DOCUMENTO DE ORIGEM →
--*--

Duas semanas após o incêndio que matou dois funcionários e deixou três pessoas feridas, a retomada no Shopping Tijuca é desigual entre os lojistas. Enquanto parte das lojas já voltou a funcionar, outras seguem fechadas, em meio a um trabalho intenso de limpeza, avaliação de danos e reorganização dos espaços. Para muitos comerciantes, o foco neste momento ainda não é reabrir, mas entender o tamanho do prejuízo deixado pelo fogo e pela fumaça.
Apesar de o shopping ter liberado o acesso às lojas no sábado, a decisão de muitos lojistas foi começar os trabalhos a partir da próxima segunda-feira.
Em estabelecimentos de joias, por exemplo, o trabalho de retomada tem sido manual e demorado. As peças expostas no mostruário ficaram extremamente empoeiradas e precisam ser limpas uma a uma antes de voltar às vitrines.
Enquanto isso, nos corredores, ainda é possível ver lojas fechadas com as fachadas cobertas por painéis do próprio shopping. São espaços que seguem em manutenção, reorganização ou avaliação de danos.

--*--

REQUISITOS DA TAREFA → Por favor, liste os trabalhos que a notícia sobre o incêndio no Shopping Tijuca cita no trecho "em meio a um trabalho intenso de", referentes às lojas que seguem fechadas. Baseie-se somente na notícia.

--*--

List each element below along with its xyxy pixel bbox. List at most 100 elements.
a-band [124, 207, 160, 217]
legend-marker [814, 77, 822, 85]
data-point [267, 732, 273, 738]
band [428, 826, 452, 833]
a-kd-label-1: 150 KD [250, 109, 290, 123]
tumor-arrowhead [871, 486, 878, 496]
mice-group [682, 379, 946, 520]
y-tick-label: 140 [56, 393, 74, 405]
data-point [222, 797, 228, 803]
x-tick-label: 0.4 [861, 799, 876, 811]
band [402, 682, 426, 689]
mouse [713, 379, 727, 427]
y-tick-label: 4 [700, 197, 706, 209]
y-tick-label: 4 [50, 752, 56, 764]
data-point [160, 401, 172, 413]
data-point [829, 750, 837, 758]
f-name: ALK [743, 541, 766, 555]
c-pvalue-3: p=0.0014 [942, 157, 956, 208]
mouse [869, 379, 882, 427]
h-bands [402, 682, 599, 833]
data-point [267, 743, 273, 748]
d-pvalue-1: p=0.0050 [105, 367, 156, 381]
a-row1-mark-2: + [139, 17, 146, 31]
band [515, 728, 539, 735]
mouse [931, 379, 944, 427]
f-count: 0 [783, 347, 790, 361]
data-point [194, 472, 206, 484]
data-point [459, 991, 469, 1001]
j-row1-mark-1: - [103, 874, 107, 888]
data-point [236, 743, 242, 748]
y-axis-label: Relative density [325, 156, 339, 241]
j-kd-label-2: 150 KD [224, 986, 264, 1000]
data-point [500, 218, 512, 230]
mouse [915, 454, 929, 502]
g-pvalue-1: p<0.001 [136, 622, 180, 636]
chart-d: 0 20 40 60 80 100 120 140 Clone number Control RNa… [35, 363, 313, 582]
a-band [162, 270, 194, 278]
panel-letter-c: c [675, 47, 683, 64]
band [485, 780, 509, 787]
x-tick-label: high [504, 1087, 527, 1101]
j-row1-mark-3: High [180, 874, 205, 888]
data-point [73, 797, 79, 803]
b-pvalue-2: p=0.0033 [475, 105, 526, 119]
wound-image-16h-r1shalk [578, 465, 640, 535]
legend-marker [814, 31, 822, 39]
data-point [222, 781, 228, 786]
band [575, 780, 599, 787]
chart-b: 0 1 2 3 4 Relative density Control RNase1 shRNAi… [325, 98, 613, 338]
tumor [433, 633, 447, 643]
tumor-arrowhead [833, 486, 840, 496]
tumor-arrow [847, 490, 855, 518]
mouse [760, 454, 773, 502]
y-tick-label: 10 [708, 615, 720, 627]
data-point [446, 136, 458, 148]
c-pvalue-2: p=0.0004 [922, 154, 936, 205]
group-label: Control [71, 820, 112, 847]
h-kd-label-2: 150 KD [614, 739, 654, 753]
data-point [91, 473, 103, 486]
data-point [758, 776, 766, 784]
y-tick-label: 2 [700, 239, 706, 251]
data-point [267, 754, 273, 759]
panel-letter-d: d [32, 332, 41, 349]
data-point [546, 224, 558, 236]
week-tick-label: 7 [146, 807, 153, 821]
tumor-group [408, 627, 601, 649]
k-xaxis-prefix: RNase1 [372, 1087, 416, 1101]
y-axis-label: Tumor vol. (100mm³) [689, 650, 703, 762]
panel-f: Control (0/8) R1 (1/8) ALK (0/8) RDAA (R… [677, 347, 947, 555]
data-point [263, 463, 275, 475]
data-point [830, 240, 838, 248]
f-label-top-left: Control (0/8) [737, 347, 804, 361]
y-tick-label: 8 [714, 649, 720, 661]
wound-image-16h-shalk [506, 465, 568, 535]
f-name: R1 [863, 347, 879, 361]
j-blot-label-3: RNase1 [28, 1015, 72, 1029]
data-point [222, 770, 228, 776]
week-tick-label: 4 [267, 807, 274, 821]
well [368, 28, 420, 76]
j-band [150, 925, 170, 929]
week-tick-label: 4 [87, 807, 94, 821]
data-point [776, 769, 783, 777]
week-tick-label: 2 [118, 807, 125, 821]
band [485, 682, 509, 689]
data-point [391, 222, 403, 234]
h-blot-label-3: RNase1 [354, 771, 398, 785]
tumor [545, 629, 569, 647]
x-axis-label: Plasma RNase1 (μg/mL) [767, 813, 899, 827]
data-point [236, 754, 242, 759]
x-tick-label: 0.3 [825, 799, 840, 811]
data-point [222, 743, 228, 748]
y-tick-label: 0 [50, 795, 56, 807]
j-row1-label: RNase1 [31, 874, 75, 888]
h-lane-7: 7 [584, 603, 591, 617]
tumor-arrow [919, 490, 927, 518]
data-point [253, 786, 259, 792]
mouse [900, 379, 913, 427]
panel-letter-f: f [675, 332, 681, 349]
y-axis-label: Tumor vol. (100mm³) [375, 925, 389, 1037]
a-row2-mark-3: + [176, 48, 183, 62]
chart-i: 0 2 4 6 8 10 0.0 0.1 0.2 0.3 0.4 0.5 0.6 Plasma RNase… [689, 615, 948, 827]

--*--

RESPOSTA DO EXERCÍCIO → Limpeza, avaliação de danos e reorganização dos espaços.